* _TASK BRIEF_: Everything in the listing should be restated word for word.

[START DATA PROVIDED]

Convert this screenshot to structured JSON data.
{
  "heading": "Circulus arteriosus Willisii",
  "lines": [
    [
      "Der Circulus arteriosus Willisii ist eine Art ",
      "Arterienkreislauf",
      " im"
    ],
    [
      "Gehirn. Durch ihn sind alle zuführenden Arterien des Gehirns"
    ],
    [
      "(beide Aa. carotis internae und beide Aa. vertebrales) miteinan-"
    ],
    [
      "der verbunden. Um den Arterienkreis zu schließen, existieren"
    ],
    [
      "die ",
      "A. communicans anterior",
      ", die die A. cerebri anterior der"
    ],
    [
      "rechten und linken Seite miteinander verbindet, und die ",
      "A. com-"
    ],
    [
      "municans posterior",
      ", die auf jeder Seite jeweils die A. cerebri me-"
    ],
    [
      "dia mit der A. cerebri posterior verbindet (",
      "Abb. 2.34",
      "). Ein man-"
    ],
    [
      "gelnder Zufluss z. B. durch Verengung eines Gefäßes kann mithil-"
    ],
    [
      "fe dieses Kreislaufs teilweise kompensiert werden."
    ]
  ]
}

[END DATA PROVIDED]

* _FINAL ANSWER_:
Convert this screenshot to structured JSON data.
{
  "heading": "Circulus arteriosus Willisii",
  "lines": [
    [
      "Der Circulus arteriosus Willisii ist eine Art ",
      "Arterienkreislauf",
      " im"
    ],
    [
      "Gehirn. Durch ihn sind alle zuführenden Arterien des Gehirns"
    ],
    [
      "(beide Aa. carotis internae und beide Aa. vertebrales) miteinan-"
    ],
    [
      "der verbunden. Um den Arterienkreis zu schließen, existieren"
    ],
    [
      "die ",
      "A. communicans anterior",
      ", die die A. cerebri anterior der"
    ],
    [
      "rechten und linken Seite miteinander verbindet, und die ",
      "A. com-"
    ],
    [
      "municans posterior",
      ", die auf jeder Seite jeweils die A. cerebri me-"
    ],
    [
      "dia mit der A. cerebri posterior verbindet (",
      "Abb. 2.34",
      "). Ein man-"
    ],
    [
      "gelnder Zufluss z. B. durch Verengung eines Gefäßes kann mithil-"
    ],
    [
      "fe dieses Kreislaufs teilweise kompensiert werden."
    ]
  ]
}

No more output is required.